[Data shown Boundary: Start]
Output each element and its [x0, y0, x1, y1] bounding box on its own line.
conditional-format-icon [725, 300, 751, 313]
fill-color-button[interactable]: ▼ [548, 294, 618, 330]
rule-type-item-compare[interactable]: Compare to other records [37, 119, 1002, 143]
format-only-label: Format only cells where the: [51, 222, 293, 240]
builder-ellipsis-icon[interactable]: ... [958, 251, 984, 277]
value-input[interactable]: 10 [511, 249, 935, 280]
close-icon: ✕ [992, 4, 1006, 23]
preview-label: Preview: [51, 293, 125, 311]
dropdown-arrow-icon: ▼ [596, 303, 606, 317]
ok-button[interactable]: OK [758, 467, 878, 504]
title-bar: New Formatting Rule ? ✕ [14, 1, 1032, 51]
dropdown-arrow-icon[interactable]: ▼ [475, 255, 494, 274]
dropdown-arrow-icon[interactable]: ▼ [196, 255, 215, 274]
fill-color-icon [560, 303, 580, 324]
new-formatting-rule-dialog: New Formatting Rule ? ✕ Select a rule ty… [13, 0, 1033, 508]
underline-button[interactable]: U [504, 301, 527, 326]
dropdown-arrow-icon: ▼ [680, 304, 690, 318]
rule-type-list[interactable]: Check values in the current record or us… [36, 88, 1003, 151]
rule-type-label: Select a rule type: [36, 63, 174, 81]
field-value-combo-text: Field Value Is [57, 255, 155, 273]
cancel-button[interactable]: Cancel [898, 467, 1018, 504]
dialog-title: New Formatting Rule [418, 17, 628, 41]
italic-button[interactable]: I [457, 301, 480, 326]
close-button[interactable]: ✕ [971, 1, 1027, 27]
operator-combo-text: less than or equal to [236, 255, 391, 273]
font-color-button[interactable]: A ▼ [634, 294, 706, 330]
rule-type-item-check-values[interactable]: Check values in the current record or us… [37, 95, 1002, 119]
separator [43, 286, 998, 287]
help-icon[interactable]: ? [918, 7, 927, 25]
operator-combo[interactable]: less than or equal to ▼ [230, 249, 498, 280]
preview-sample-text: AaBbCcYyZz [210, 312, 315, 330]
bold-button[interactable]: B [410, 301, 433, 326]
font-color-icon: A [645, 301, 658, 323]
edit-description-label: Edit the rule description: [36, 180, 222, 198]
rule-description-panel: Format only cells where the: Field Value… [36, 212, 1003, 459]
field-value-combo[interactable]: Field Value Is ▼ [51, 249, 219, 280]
[Data shown Boundary: End]
# Directions for this task
Please transcribe the whole listing exactly as it stands.

# Response to the task
Output each element and its [x0, y0, x1, y1] bounding box on its own line.
conditional-format-icon [725, 300, 751, 313]
fill-color-button[interactable]: ▼ [548, 294, 618, 330]
rule-type-item-compare[interactable]: Compare to other records [37, 119, 1002, 143]
format-only-label: Format only cells where the: [51, 222, 293, 240]
builder-ellipsis-icon[interactable]: ... [958, 251, 984, 277]
value-input[interactable]: 10 [511, 249, 935, 280]
close-icon: ✕ [992, 4, 1006, 23]
preview-label: Preview: [51, 293, 125, 311]
dropdown-arrow-icon: ▼ [596, 303, 606, 317]
ok-button[interactable]: OK [758, 467, 878, 504]
title-bar: New Formatting Rule ? ✕ [14, 1, 1032, 51]
dropdown-arrow-icon[interactable]: ▼ [475, 255, 494, 274]
dropdown-arrow-icon[interactable]: ▼ [196, 255, 215, 274]
fill-color-icon [560, 303, 580, 324]
new-formatting-rule-dialog: New Formatting Rule ? ✕ Select a rule ty… [13, 0, 1033, 508]
underline-button[interactable]: U [504, 301, 527, 326]
dropdown-arrow-icon: ▼ [680, 304, 690, 318]
rule-type-list[interactable]: Check values in the current record or us… [36, 88, 1003, 151]
rule-type-label: Select a rule type: [36, 63, 174, 81]
field-value-combo-text: Field Value Is [57, 255, 155, 273]
cancel-button[interactable]: Cancel [898, 467, 1018, 504]
dialog-title: New Formatting Rule [418, 17, 628, 41]
italic-button[interactable]: I [457, 301, 480, 326]
close-button[interactable]: ✕ [971, 1, 1027, 27]
operator-combo-text: less than or equal to [236, 255, 391, 273]
font-color-button[interactable]: A ▼ [634, 294, 706, 330]
rule-type-item-check-values[interactable]: Check values in the current record or us… [37, 95, 1002, 119]
separator [43, 286, 998, 287]
help-icon[interactable]: ? [918, 7, 927, 25]
operator-combo[interactable]: less than or equal to ▼ [230, 249, 498, 280]
preview-sample-text: AaBbCcYyZz [210, 312, 315, 330]
bold-button[interactable]: B [410, 301, 433, 326]
font-color-icon: A [645, 301, 658, 323]
edit-description-label: Edit the rule description: [36, 180, 222, 198]
rule-description-panel: Format only cells where the: Field Value… [36, 212, 1003, 459]
field-value-combo[interactable]: Field Value Is ▼ [51, 249, 219, 280]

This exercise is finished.